Part of a data file
_ _ _ _ _

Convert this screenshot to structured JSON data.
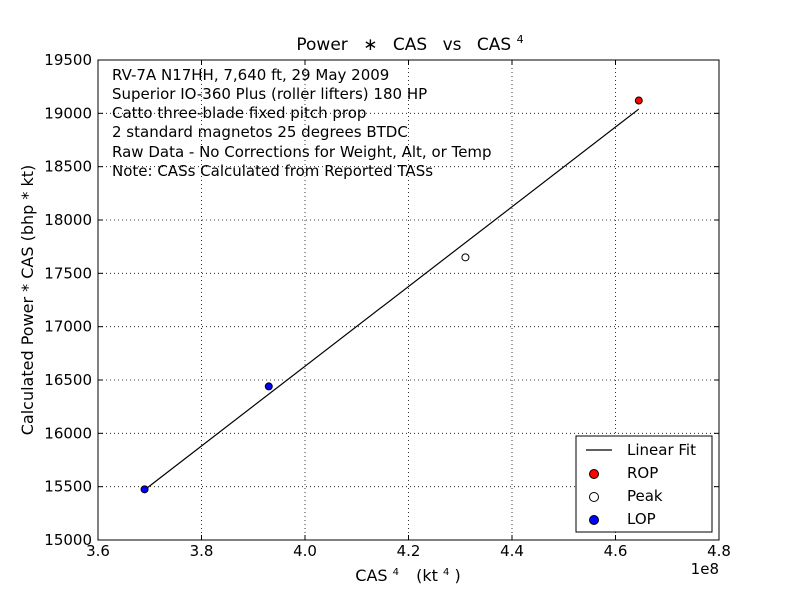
{
  "chart_data": {
    "type": "scatter",
    "title_parts": [
      "Power",
      "∗",
      "CAS",
      "vs",
      "CAS",
      "4"
    ],
    "xlabel_parts": [
      "CAS",
      "4",
      "(kt",
      "4",
      ")"
    ],
    "ylabel": "Calculated Power * CAS (bhp * kt)",
    "x_offset_label": "1e8",
    "xlim": [
      3.6,
      4.8
    ],
    "ylim": [
      15000,
      19500
    ],
    "x_ticks": [
      3.6,
      3.8,
      4.0,
      4.2,
      4.4,
      4.6,
      4.8
    ],
    "x_tick_labels": [
      "3.6",
      "3.8",
      "4.0",
      "4.2",
      "4.4",
      "4.6",
      "4.8"
    ],
    "y_ticks": [
      15000,
      15500,
      16000,
      16500,
      17000,
      17500,
      18000,
      18500,
      19000,
      19500
    ],
    "y_tick_labels": [
      "15000",
      "15500",
      "16000",
      "16500",
      "17000",
      "17500",
      "18000",
      "18500",
      "19000",
      "19500"
    ],
    "grid": true,
    "legend_position": "bottom-right",
    "annotation_lines": [
      "RV-7A N17HH, 7,640 ft, 29 May 2009",
      "Superior IO-360 Plus (roller lifters) 180 HP",
      "Catto three-blade fixed pitch prop",
      "2 standard magnetos 25 degrees BTDC",
      "Raw Data - No Corrections for Weight, Alt, or Temp",
      "Note: CASs Calculated from Reported TASs"
    ],
    "fit_line": {
      "name": "Linear Fit",
      "color": "#000000",
      "x": [
        3.69,
        4.645
      ],
      "y": [
        15470,
        19040
      ]
    },
    "series": [
      {
        "name": "ROP",
        "color": "#ff0000",
        "points": [
          {
            "x": 4.645,
            "y": 19120
          }
        ]
      },
      {
        "name": "Peak",
        "color": "#ffffff",
        "points": [
          {
            "x": 4.31,
            "y": 17650
          }
        ]
      },
      {
        "name": "LOP",
        "color": "#0000ff",
        "points": [
          {
            "x": 3.69,
            "y": 15475
          },
          {
            "x": 3.93,
            "y": 16440
          }
        ]
      }
    ]
  }
}
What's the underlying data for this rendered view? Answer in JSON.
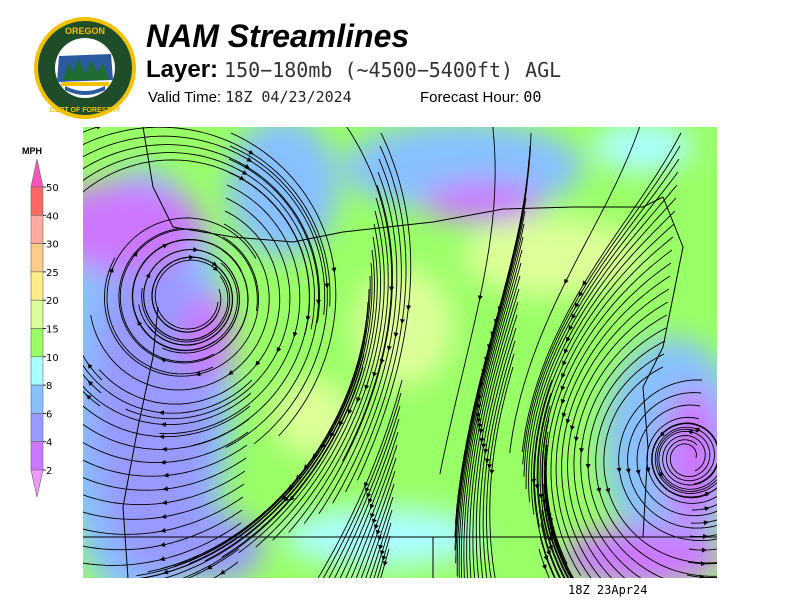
{
  "header": {
    "title": "NAM Streamlines",
    "layer_label": "Layer:",
    "layer_value": "150−180mb (~4500−5400ft) AGL",
    "valid_label": "Valid Time:",
    "valid_value": "18Z 04/23/2024",
    "forecast_label": "Forecast Hour:",
    "forecast_value": "00"
  },
  "logo": {
    "text_top": "OREGON",
    "text_bottom": "DEPARTMENT OF FORESTRY"
  },
  "legend": {
    "unit": "MPH",
    "ticks": [
      "50",
      "40",
      "30",
      "25",
      "20",
      "15",
      "10",
      "8",
      "6",
      "4",
      "2"
    ],
    "colors": {
      "above_50": "#ff55bb",
      "40-50": "#ff6666",
      "30-40": "#ffaaa0",
      "25-30": "#ffcc88",
      "20-25": "#ffee88",
      "15-20": "#ddff99",
      "10-15": "#99ff66",
      "8-10": "#aaffff",
      "6-8": "#88c0ff",
      "4-6": "#9999ff",
      "2-4": "#cc77ff",
      "below_2": "#ee99ff"
    }
  },
  "footer": {
    "timestamp": "18Z 23Apr24"
  }
}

_ _ _ _ _

Copy all the lines of data exactly as they appear, dropping any images.

> [COMPLETE RESPONSE]:
Convert this screenshot to structured JSON data.
{
  "chart_data": {
    "type": "scatter",
    "title_parts": [
      "Power",
      "∗",
      "CAS",
      "vs",
      "CAS",
      "4"
    ],
    "xlabel_parts": [
      "CAS",
      "4",
      "(kt",
      "4",
      ")"
    ],
    "ylabel": "Calculated Power * CAS (bhp * kt)",
    "x_offset_label": "1e8",
    "xlim": [
      3.6,
      4.8
    ],
    "ylim": [
      15000,
      19500
    ],
    "x_ticks": [
      3.6,
      3.8,
      4.0,
      4.2,
      4.4,
      4.6,
      4.8
    ],
    "x_tick_labels": [
      "3.6",
      "3.8",
      "4.0",
      "4.2",
      "4.4",
      "4.6",
      "4.8"
    ],
    "y_ticks": [
      15000,
      15500,
      16000,
      16500,
      17000,
      17500,
      18000,
      18500,
      19000,
      19500
    ],
    "y_tick_labels": [
      "15000",
      "15500",
      "16000",
      "16500",
      "17000",
      "17500",
      "18000",
      "18500",
      "19000",
      "19500"
    ],
    "grid": true,
    "legend_position": "bottom-right",
    "annotation_lines": [
      "RV-7A N17HH, 7,640 ft, 29 May 2009",
      "Superior IO-360 Plus (roller lifters) 180 HP",
      "Catto three-blade fixed pitch prop",
      "2 standard magnetos 25 degrees BTDC",
      "Raw Data - No Corrections for Weight, Alt, or Temp",
      "Note: CASs Calculated from Reported TASs"
    ],
    "fit_line": {
      "name": "Linear Fit",
      "color": "#000000",
      "x": [
        3.69,
        4.645
      ],
      "y": [
        15470,
        19040
      ]
    },
    "series": [
      {
        "name": "ROP",
        "color": "#ff0000",
        "points": [
          {
            "x": 4.645,
            "y": 19120
          }
        ]
      },
      {
        "name": "Peak",
        "color": "#ffffff",
        "points": [
          {
            "x": 4.31,
            "y": 17650
          }
        ]
      },
      {
        "name": "LOP",
        "color": "#0000ff",
        "points": [
          {
            "x": 3.69,
            "y": 15475
          },
          {
            "x": 3.93,
            "y": 16440
          }
        ]
      }
    ]
  }
}
What's the underlying data for this rendered view? Answer in JSON.
{
  "header": {
    "title": "NAM Streamlines",
    "layer_label": "Layer:",
    "layer_value": "150−180mb (~4500−5400ft) AGL",
    "valid_label": "Valid Time:",
    "valid_value": "18Z 04/23/2024",
    "forecast_label": "Forecast Hour:",
    "forecast_value": "00"
  },
  "logo": {
    "text_top": "OREGON",
    "text_bottom": "DEPARTMENT OF FORESTRY"
  },
  "legend": {
    "unit": "MPH",
    "ticks": [
      "50",
      "40",
      "30",
      "25",
      "20",
      "15",
      "10",
      "8",
      "6",
      "4",
      "2"
    ],
    "colors": {
      "above_50": "#ff55bb",
      "40-50": "#ff6666",
      "30-40": "#ffaaa0",
      "25-30": "#ffcc88",
      "20-25": "#ffee88",
      "15-20": "#ddff99",
      "10-15": "#99ff66",
      "8-10": "#aaffff",
      "6-8": "#88c0ff",
      "4-6": "#9999ff",
      "2-4": "#cc77ff",
      "below_2": "#ee99ff"
    }
  },
  "footer": {
    "timestamp": "18Z 23Apr24"
  }
}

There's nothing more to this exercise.